(Stored data)

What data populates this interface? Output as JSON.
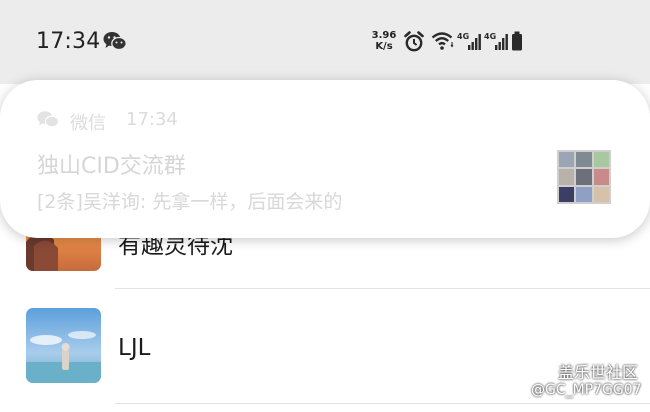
{
  "status_bar": {
    "time": "17:34",
    "net_speed_value": "3.96",
    "net_speed_unit": "K/s",
    "signal_labels": [
      "4G",
      "4G"
    ]
  },
  "notification": {
    "app_name": "微信",
    "time": "17:34",
    "title": "独山CID交流群",
    "message": "[2条]吴洋询: 先拿一样，后面会来的"
  },
  "chat_list": {
    "items": [
      {
        "name": "有趣灵待沈"
      },
      {
        "name": "LJL"
      }
    ]
  },
  "watermark": {
    "title": "盖乐世社区",
    "user": "@GC_MP7GG07"
  }
}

_Aim of the task_.
Retype everything in the material word for word, minus pictures.

_Exercise solution_.
What data populates this interface? Output as JSON.
{
  "status_bar": {
    "time": "17:34",
    "net_speed_value": "3.96",
    "net_speed_unit": "K/s",
    "signal_labels": [
      "4G",
      "4G"
    ]
  },
  "notification": {
    "app_name": "微信",
    "time": "17:34",
    "title": "独山CID交流群",
    "message": "[2条]吴洋询: 先拿一样，后面会来的"
  },
  "chat_list": {
    "items": [
      {
        "name": "有趣灵待沈"
      },
      {
        "name": "LJL"
      }
    ]
  },
  "watermark": {
    "title": "盖乐世社区",
    "user": "@GC_MP7GG07"
  }
}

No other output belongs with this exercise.